:: Instructions for the task ::
All of the entries must be reproduced exactly, with no images carried over.

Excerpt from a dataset
-.-.-
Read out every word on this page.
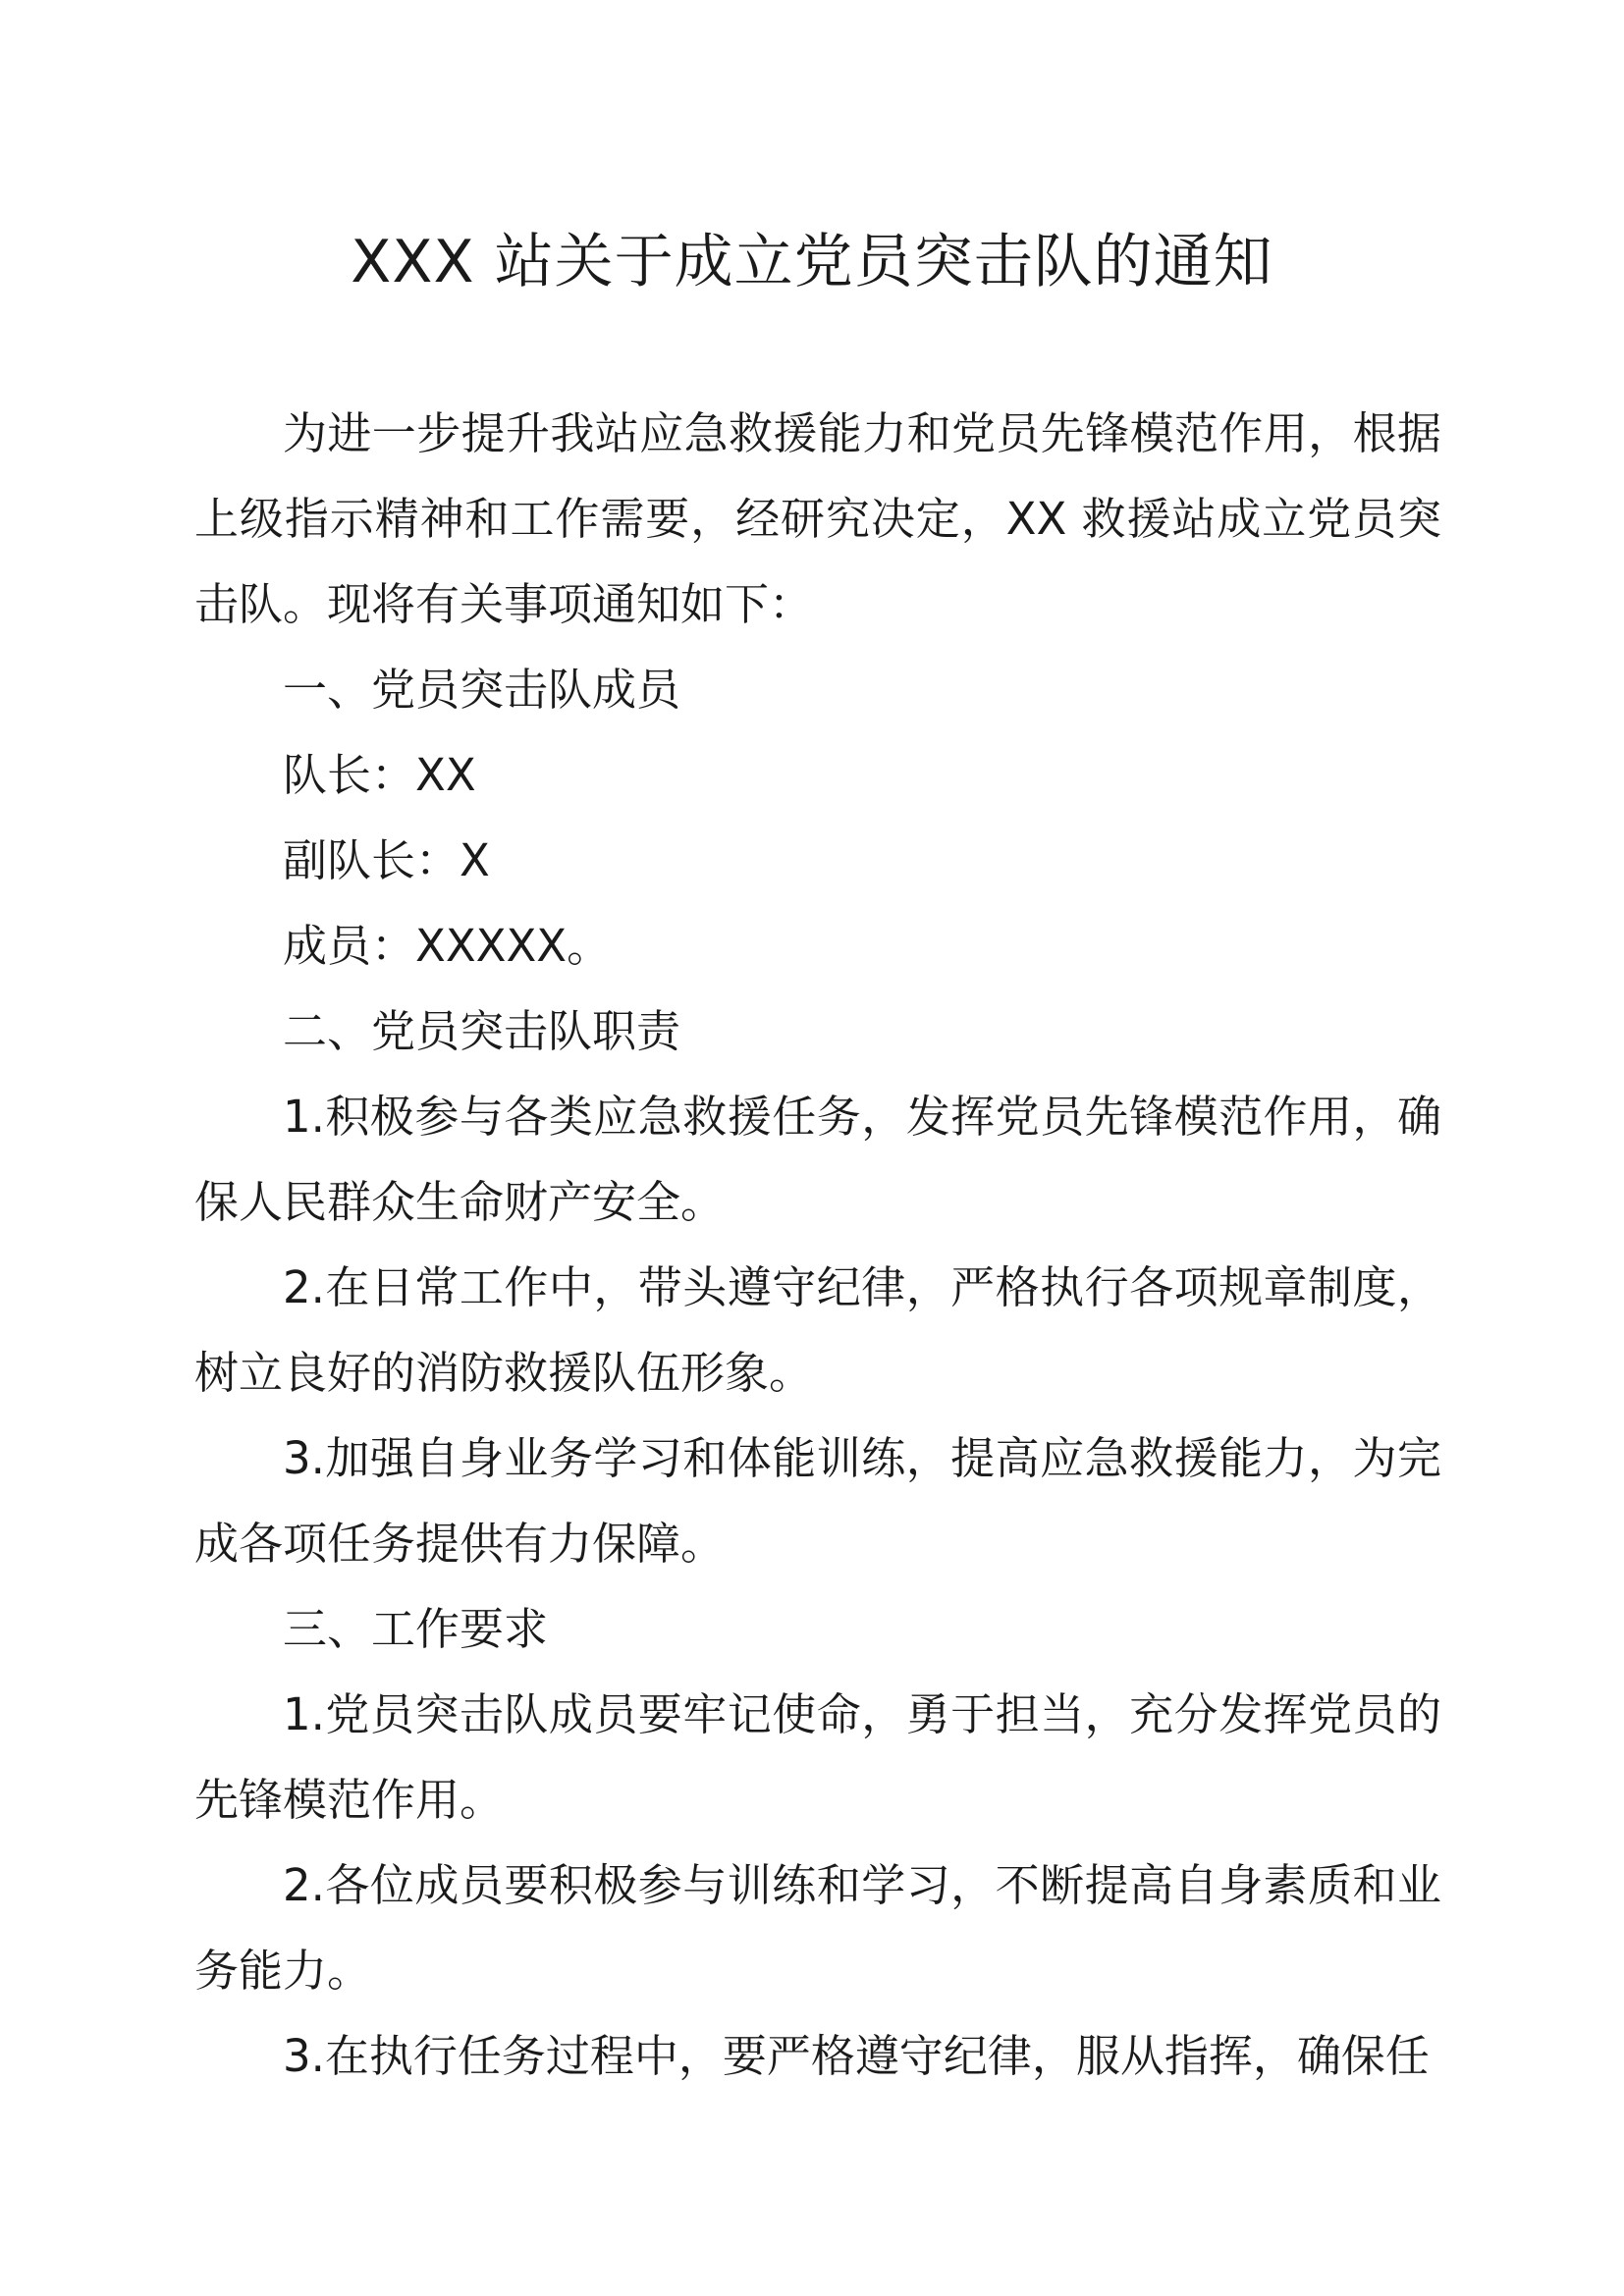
XXX 站关于成立党员突击队的通知

为进一步提升我站应急救援能力和党员先锋模范作用，根据上级指示精神和工作需要，经研究决定，XX 救援站成立党员突击队。现将有关事项通知如下：

一、党员突击队成员

队长：XX

副队长：X

成员：XXXXX。

二、党员突击队职责

1.积极参与各类应急救援任务，发挥党员先锋模范作用，确保人民群众生命财产安全。

2.在日常工作中，带头遵守纪律，严格执行各项规章制度，树立良好的消防救援队伍形象。

3.加强自身业务学习和体能训练，提高应急救援能力，为完成各项任务提供有力保障。

三、工作要求

1.党员突击队成员要牢记使命，勇于担当，充分发挥党员的先锋模范作用。

2.各位成员要积极参与训练和学习，不断提高自身素质和业务能力。

3.在执行任务过程中，要严格遵守纪律，服从指挥，确保任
-.-.-
:: Solved exercise ::
Read out every word on this page.
XXX 站关于成立党员突击队的通知

为进一步提升我站应急救援能力和党员先锋模范作用，根据上级指示精神和工作需要，经研究决定，XX 救援站成立党员突击队。现将有关事项通知如下：

一、党员突击队成员

队长：XX

副队长：X

成员：XXXXX。

二、党员突击队职责

1.积极参与各类应急救援任务，发挥党员先锋模范作用，确保人民群众生命财产安全。

2.在日常工作中，带头遵守纪律，严格执行各项规章制度，树立良好的消防救援队伍形象。

3.加强自身业务学习和体能训练，提高应急救援能力，为完成各项任务提供有力保障。

三、工作要求

1.党员突击队成员要牢记使命，勇于担当，充分发挥党员的先锋模范作用。

2.各位成员要积极参与训练和学习，不断提高自身素质和业务能力。

3.在执行任务过程中，要严格遵守纪律，服从指挥，确保任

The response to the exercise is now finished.